Request:
The records that follow are to be transcribed in full, without their images.

Material provided:
****
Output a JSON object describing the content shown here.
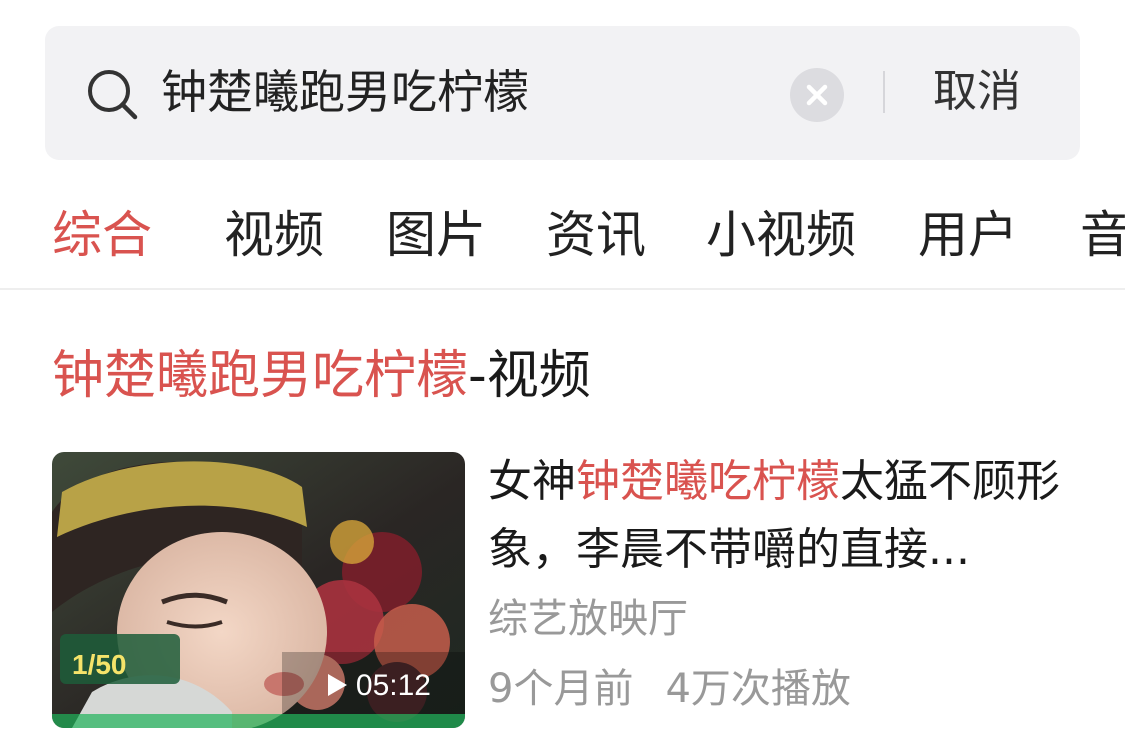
{
  "search": {
    "query": "钟楚曦跑男吃柠檬",
    "cancel_label": "取消"
  },
  "tabs": [
    {
      "label": "综合",
      "active": true
    },
    {
      "label": "视频",
      "active": false
    },
    {
      "label": "图片",
      "active": false
    },
    {
      "label": "资讯",
      "active": false
    },
    {
      "label": "小视频",
      "active": false
    },
    {
      "label": "用户",
      "active": false
    },
    {
      "label": "音",
      "active": false
    }
  ],
  "section": {
    "title_highlight": "钟楚曦跑男吃柠檬",
    "title_suffix": "-视频"
  },
  "results": [
    {
      "title_prefix": "女神",
      "title_highlight": "钟楚曦吃柠檬",
      "title_suffix": "太猛不顾形象，李晨不带嚼的直接...",
      "source": "综艺放映厅",
      "age": "9个月前",
      "plays": "4万次播放",
      "duration": "05:12",
      "thumbnail_overlay_text": "1/50"
    }
  ],
  "colors": {
    "accent": "#d9534f",
    "search_bg": "#f2f2f4",
    "meta_text": "#999999"
  }
}
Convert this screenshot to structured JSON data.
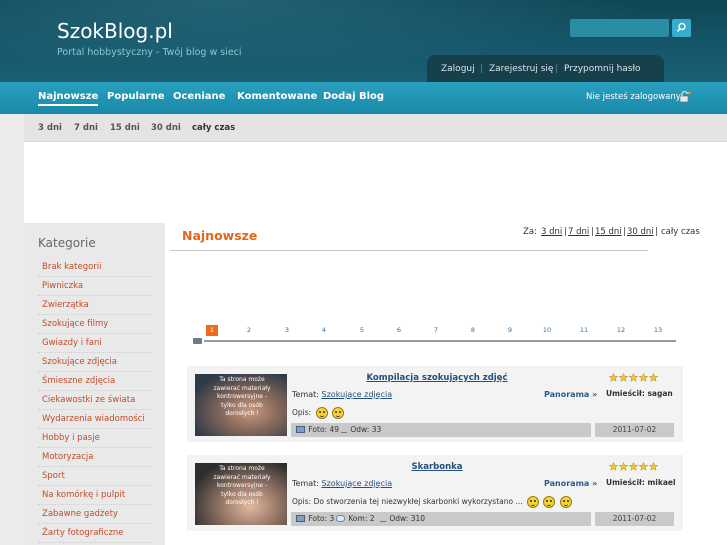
{
  "site": {
    "title": "SzokBlog.pl",
    "tagline": "Portal hobbystyczny - Twój blog w sieci"
  },
  "search": {
    "placeholder": ""
  },
  "auth": {
    "login": "Zaloguj",
    "register": "Zarejestruj się",
    "remind": "Przypomnij hasło"
  },
  "nav": {
    "items": [
      {
        "label": "Najnowsze"
      },
      {
        "label": "Popularne"
      },
      {
        "label": "Oceniane"
      },
      {
        "label": "Komentowane"
      },
      {
        "label": "Dodaj Blog"
      }
    ],
    "login_status": "Nie jesteś zalogowany"
  },
  "subnav": {
    "items": [
      {
        "label": "3 dni"
      },
      {
        "label": "7 dni"
      },
      {
        "label": "15 dni"
      },
      {
        "label": "30 dni"
      },
      {
        "label": "cały czas"
      }
    ]
  },
  "sidebar": {
    "title": "Kategorie",
    "items": [
      {
        "label": "Brak kategorii"
      },
      {
        "label": "Piwniczka"
      },
      {
        "label": "Zwierzątka"
      },
      {
        "label": "Szokujące filmy"
      },
      {
        "label": "Gwiazdy i fani"
      },
      {
        "label": "Szokujące zdjęcia"
      },
      {
        "label": "Śmieszne zdjęcia"
      },
      {
        "label": "Ciekawostki ze świata"
      },
      {
        "label": "Wydarzenia wiadomości"
      },
      {
        "label": "Hobby i pasje"
      },
      {
        "label": "Motoryzacja"
      },
      {
        "label": "Sport"
      },
      {
        "label": "Na komórkę i pulpit"
      },
      {
        "label": "Zabawne gadżety"
      },
      {
        "label": "Żarty fotograficzne"
      }
    ]
  },
  "main": {
    "title": "Najnowsze",
    "period_label": "Za:",
    "periods": [
      "3 dni",
      "7 dni",
      "15 dni",
      "30 dni"
    ],
    "period_sep": "|",
    "period_all": "cały czas",
    "pages": [
      "1",
      "2",
      "3",
      "4",
      "5",
      "6",
      "7",
      "8",
      "9",
      "10",
      "11",
      "12",
      "13"
    ],
    "current_page": "1"
  },
  "entries": [
    {
      "title": "Kompilacja szokujących zdjęć",
      "topic_label": "Temat:",
      "topic": "Szokujące zdjęcia",
      "panorama": "Panorama »",
      "author_label": "Umieścił:",
      "author": "sagan",
      "desc_label": "Opis:",
      "desc": "",
      "photos": "Foto: 49",
      "comments": "",
      "views": "Odw: 33",
      "date": "2011-07-02",
      "rating_stars": 5,
      "thumb_warning": "Ta strona może zawierać materiały kontrowersyjne - tylko dla osób dorosłych !"
    },
    {
      "title": "Skarbonka",
      "topic_label": "Temat:",
      "topic": "Szokujące zdjęcia",
      "panorama": "Panorama »",
      "author_label": "Umieścił:",
      "author": "mikael",
      "desc_label": "Opis:",
      "desc": "Do stworzenia tej niezwykłej skarbonki wykorzystano ...",
      "photos": "Foto: 3",
      "comments": "Kom: 2",
      "views": "Odw: 310",
      "date": "2011-07-02",
      "rating_stars": 5,
      "thumb_warning": "Ta strona może zawierać materiały kontrowersyjne - tylko dla osób dorosłych !"
    }
  ],
  "colors": {
    "header": "#16566a",
    "nav": "#1e91b0",
    "accent": "#e0661a",
    "link": "#254f7c",
    "category": "#c24b2a"
  }
}
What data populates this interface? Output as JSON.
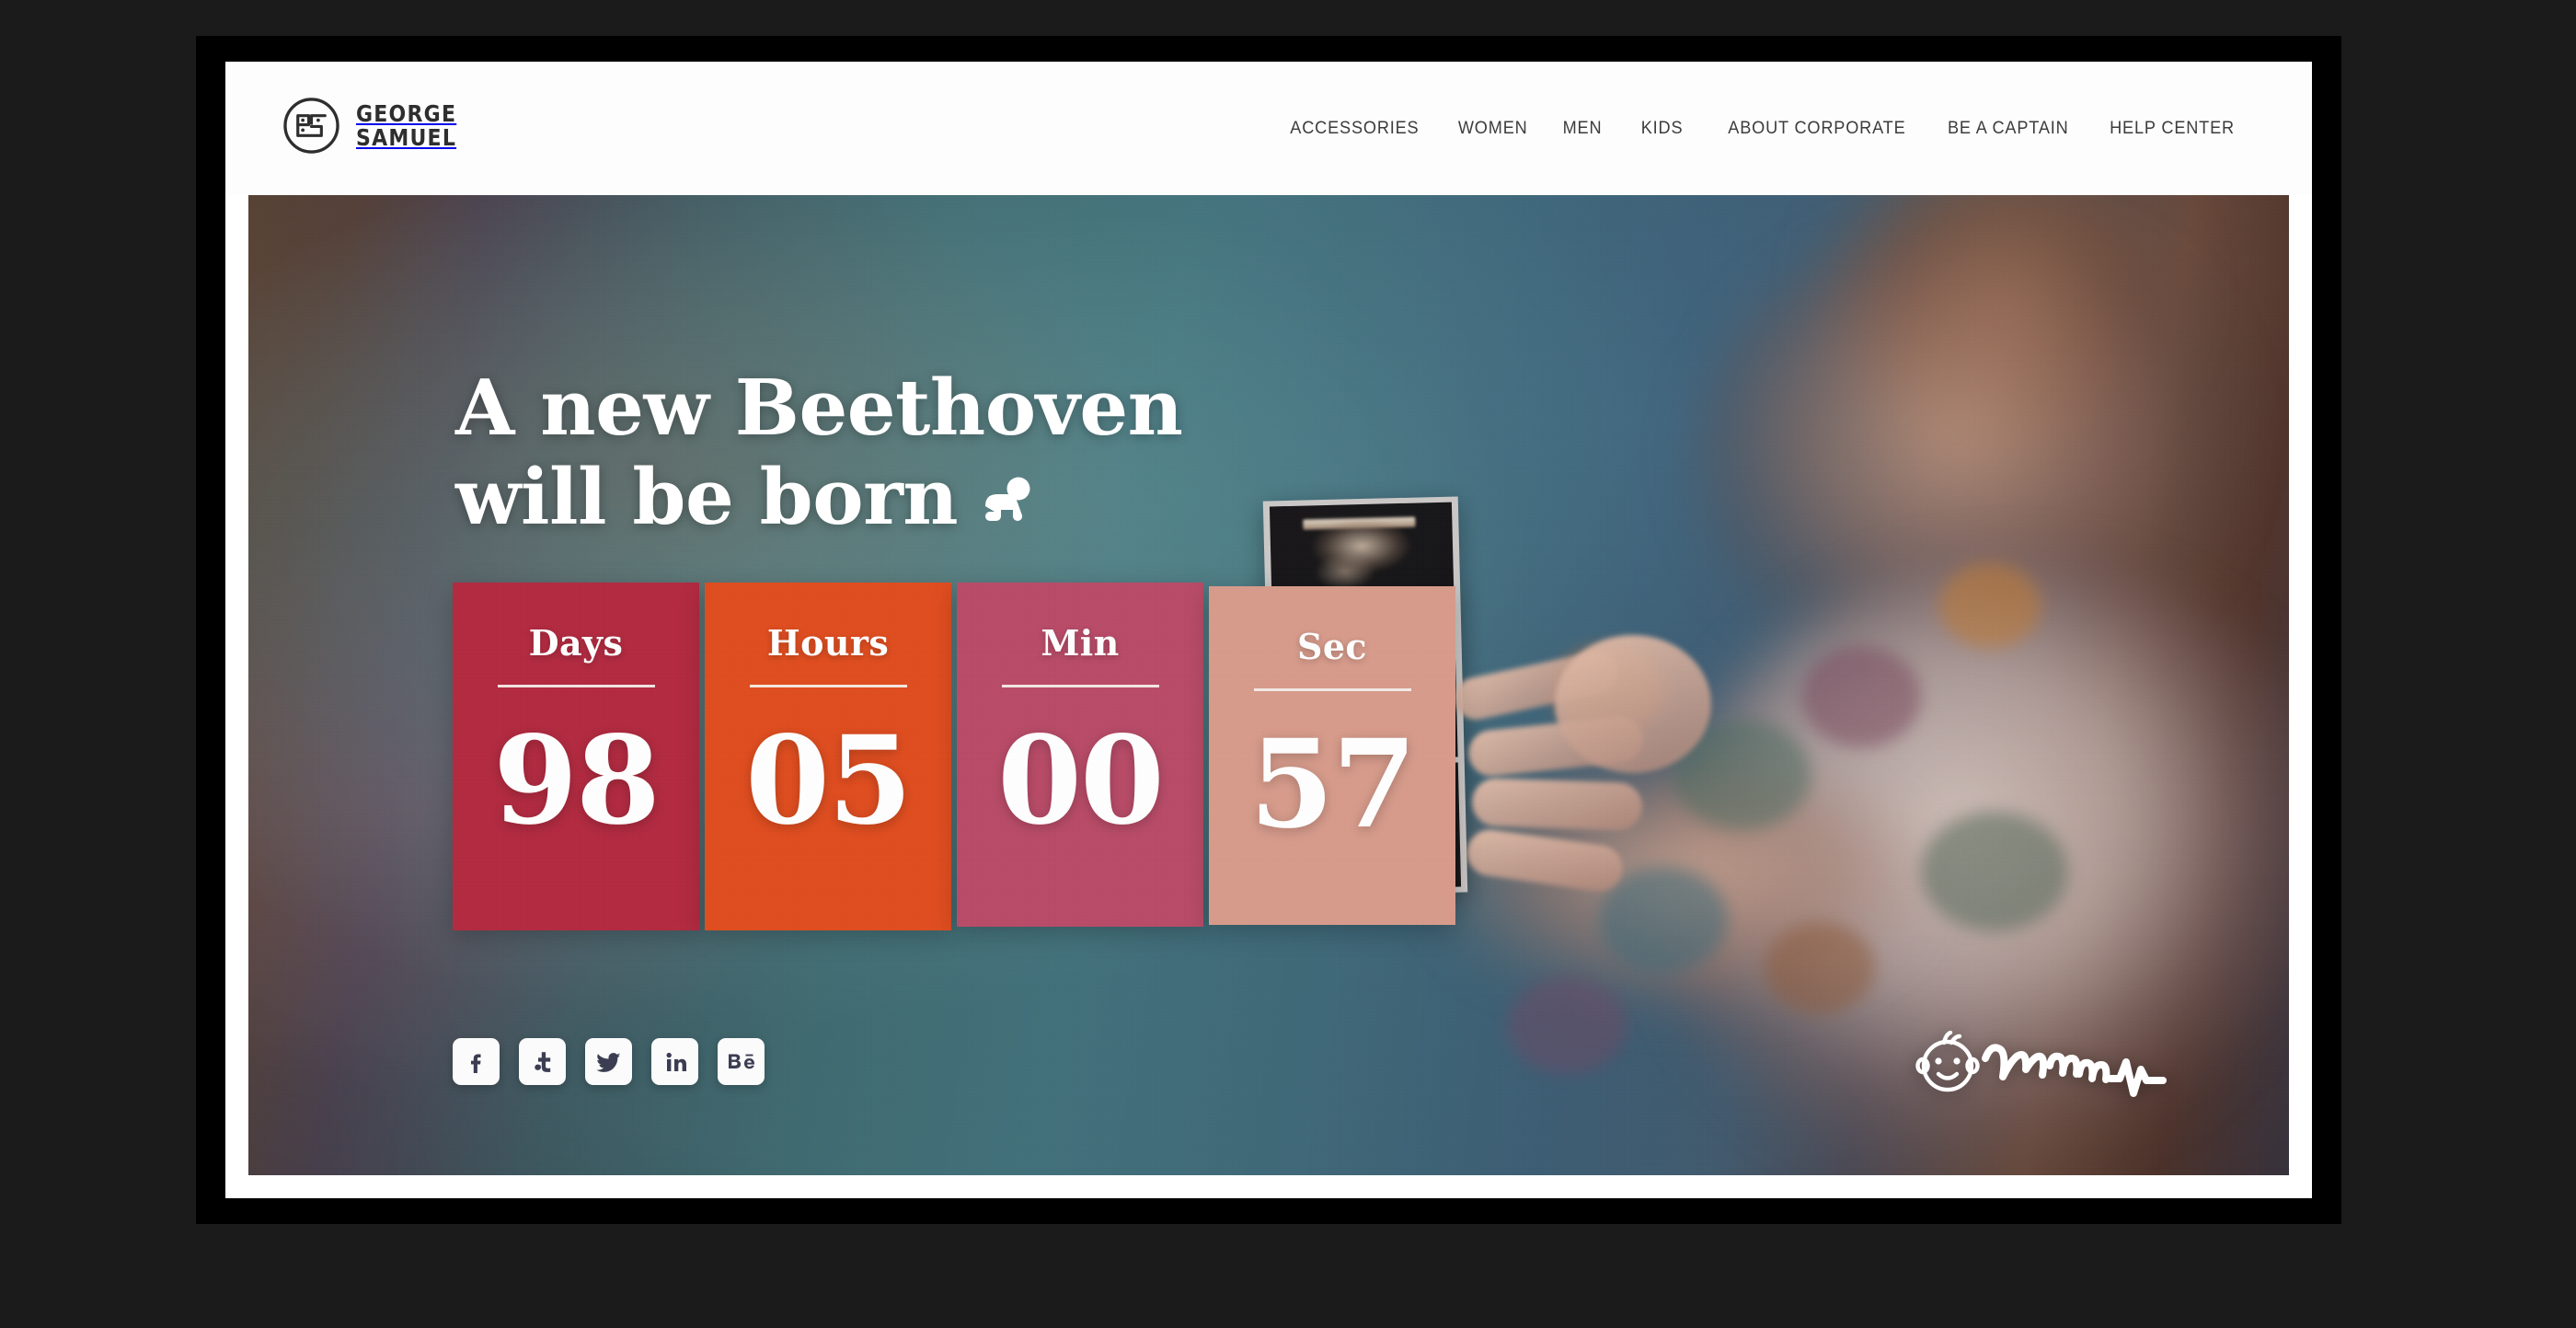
{
  "brand": {
    "name_line1": "GEORGE",
    "name_line2": "SAMUEL",
    "logo_icon": "george-samuel-circle-face-logo"
  },
  "nav": {
    "items": [
      {
        "label": "ACCESSORIES"
      },
      {
        "label": "WOMEN"
      },
      {
        "label": "MEN"
      },
      {
        "label": "KIDS"
      },
      {
        "label": "ABOUT CORPORATE"
      },
      {
        "label": "BE A CAPTAIN"
      },
      {
        "label": "HELP CENTER"
      }
    ]
  },
  "hero": {
    "headline_line1": "A new Beethoven",
    "headline_line2": "will be born",
    "headline_end_icon": "crawling-baby-icon",
    "background_photo": "pregnant-woman-holding-ultrasound-photos"
  },
  "countdown": {
    "units": [
      {
        "label": "Days",
        "value": "98",
        "color": "#b32a40"
      },
      {
        "label": "Hours",
        "value": "05",
        "color": "#e04d1f"
      },
      {
        "label": "Min",
        "value": "00",
        "color": "#b94b68"
      },
      {
        "label": "Sec",
        "value": "57",
        "color": "#d79b8b"
      }
    ]
  },
  "social": {
    "items": [
      {
        "icon": "facebook-icon",
        "name": "Facebook"
      },
      {
        "icon": "twitter-t-icon",
        "name": "Twitter"
      },
      {
        "icon": "twitter-bird-icon",
        "name": "Twitter"
      },
      {
        "icon": "linkedin-icon",
        "name": "LinkedIn"
      },
      {
        "icon": "behance-icon",
        "name": "Behance"
      }
    ]
  },
  "product_logo": {
    "wordmark": "Waaaa",
    "icon": "baby-face-heartbeat-logo"
  },
  "colors": {
    "page_background": "#1b1b1b",
    "frame": "#000000",
    "header_background": "#fdfdfd",
    "nav_text": "#3c3c3c",
    "headline_text": "#ffffff"
  }
}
****
Solution to this task:
Output a JSON object describing the content shown here.
{
  "search": {
    "query": "钟楚曦跑男吃柠檬",
    "cancel_label": "取消"
  },
  "tabs": [
    {
      "label": "综合",
      "active": true
    },
    {
      "label": "视频",
      "active": false
    },
    {
      "label": "图片",
      "active": false
    },
    {
      "label": "资讯",
      "active": false
    },
    {
      "label": "小视频",
      "active": false
    },
    {
      "label": "用户",
      "active": false
    },
    {
      "label": "音",
      "active": false
    }
  ],
  "section": {
    "title_highlight": "钟楚曦跑男吃柠檬",
    "title_suffix": "-视频"
  },
  "results": [
    {
      "title_prefix": "女神",
      "title_highlight": "钟楚曦吃柠檬",
      "title_suffix": "太猛不顾形象，李晨不带嚼的直接...",
      "source": "综艺放映厅",
      "age": "9个月前",
      "plays": "4万次播放",
      "duration": "05:12",
      "thumbnail_overlay_text": "1/50"
    }
  ],
  "colors": {
    "accent": "#d9534f",
    "search_bg": "#f2f2f4",
    "meta_text": "#999999"
  }
}
Convert this screenshot to structured JSON data.
{
  "site": {
    "title": "SzokBlog.pl",
    "tagline": "Portal hobbystyczny - Twój blog w sieci"
  },
  "search": {
    "placeholder": ""
  },
  "auth": {
    "login": "Zaloguj",
    "register": "Zarejestruj się",
    "remind": "Przypomnij hasło"
  },
  "nav": {
    "items": [
      {
        "label": "Najnowsze"
      },
      {
        "label": "Popularne"
      },
      {
        "label": "Oceniane"
      },
      {
        "label": "Komentowane"
      },
      {
        "label": "Dodaj Blog"
      }
    ],
    "login_status": "Nie jesteś zalogowany"
  },
  "subnav": {
    "items": [
      {
        "label": "3 dni"
      },
      {
        "label": "7 dni"
      },
      {
        "label": "15 dni"
      },
      {
        "label": "30 dni"
      },
      {
        "label": "cały czas"
      }
    ]
  },
  "sidebar": {
    "title": "Kategorie",
    "items": [
      {
        "label": "Brak kategorii"
      },
      {
        "label": "Piwniczka"
      },
      {
        "label": "Zwierzątka"
      },
      {
        "label": "Szokujące filmy"
      },
      {
        "label": "Gwiazdy i fani"
      },
      {
        "label": "Szokujące zdjęcia"
      },
      {
        "label": "Śmieszne zdjęcia"
      },
      {
        "label": "Ciekawostki ze świata"
      },
      {
        "label": "Wydarzenia wiadomości"
      },
      {
        "label": "Hobby i pasje"
      },
      {
        "label": "Motoryzacja"
      },
      {
        "label": "Sport"
      },
      {
        "label": "Na komórkę i pulpit"
      },
      {
        "label": "Zabawne gadżety"
      },
      {
        "label": "Żarty fotograficzne"
      }
    ]
  },
  "main": {
    "title": "Najnowsze",
    "period_label": "Za:",
    "periods": [
      "3 dni",
      "7 dni",
      "15 dni",
      "30 dni"
    ],
    "period_sep": "|",
    "period_all": "cały czas",
    "pages": [
      "1",
      "2",
      "3",
      "4",
      "5",
      "6",
      "7",
      "8",
      "9",
      "10",
      "11",
      "12",
      "13"
    ],
    "current_page": "1"
  },
  "entries": [
    {
      "title": "Kompilacja szokujących zdjęć",
      "topic_label": "Temat:",
      "topic": "Szokujące zdjęcia",
      "panorama": "Panorama »",
      "author_label": "Umieścił:",
      "author": "sagan",
      "desc_label": "Opis:",
      "desc": "",
      "photos": "Foto: 49",
      "comments": "",
      "views": "Odw: 33",
      "date": "2011-07-02",
      "rating_stars": 5,
      "thumb_warning": "Ta strona może zawierać materiały kontrowersyjne - tylko dla osób dorosłych !"
    },
    {
      "title": "Skarbonka",
      "topic_label": "Temat:",
      "topic": "Szokujące zdjęcia",
      "panorama": "Panorama »",
      "author_label": "Umieścił:",
      "author": "mikael",
      "desc_label": "Opis:",
      "desc": "Do stworzenia tej niezwykłej skarbonki wykorzystano ...",
      "photos": "Foto: 3",
      "comments": "Kom: 2",
      "views": "Odw: 310",
      "date": "2011-07-02",
      "rating_stars": 5,
      "thumb_warning": "Ta strona może zawierać materiały kontrowersyjne - tylko dla osób dorosłych !"
    }
  ],
  "colors": {
    "header": "#16566a",
    "nav": "#1e91b0",
    "accent": "#e0661a",
    "link": "#254f7c",
    "category": "#c24b2a"
  }
}
What data populates this interface? Output as JSON.
{
  "brand": {
    "name_line1": "GEORGE",
    "name_line2": "SAMUEL",
    "logo_icon": "george-samuel-circle-face-logo"
  },
  "nav": {
    "items": [
      {
        "label": "ACCESSORIES"
      },
      {
        "label": "WOMEN"
      },
      {
        "label": "MEN"
      },
      {
        "label": "KIDS"
      },
      {
        "label": "ABOUT CORPORATE"
      },
      {
        "label": "BE A CAPTAIN"
      },
      {
        "label": "HELP CENTER"
      }
    ]
  },
  "hero": {
    "headline_line1": "A new Beethoven",
    "headline_line2": "will be born",
    "headline_end_icon": "crawling-baby-icon",
    "background_photo": "pregnant-woman-holding-ultrasound-photos"
  },
  "countdown": {
    "units": [
      {
        "label": "Days",
        "value": "98",
        "color": "#b32a40"
      },
      {
        "label": "Hours",
        "value": "05",
        "color": "#e04d1f"
      },
      {
        "label": "Min",
        "value": "00",
        "color": "#b94b68"
      },
      {
        "label": "Sec",
        "value": "57",
        "color": "#d79b8b"
      }
    ]
  },
  "social": {
    "items": [
      {
        "icon": "facebook-icon",
        "name": "Facebook"
      },
      {
        "icon": "twitter-t-icon",
        "name": "Twitter"
      },
      {
        "icon": "twitter-bird-icon",
        "name": "Twitter"
      },
      {
        "icon": "linkedin-icon",
        "name": "LinkedIn"
      },
      {
        "icon": "behance-icon",
        "name": "Behance"
      }
    ]
  },
  "product_logo": {
    "wordmark": "Waaaa",
    "icon": "baby-face-heartbeat-logo"
  },
  "colors": {
    "page_background": "#1b1b1b",
    "frame": "#000000",
    "header_background": "#fdfdfd",
    "nav_text": "#3c3c3c",
    "headline_text": "#ffffff"
  }
}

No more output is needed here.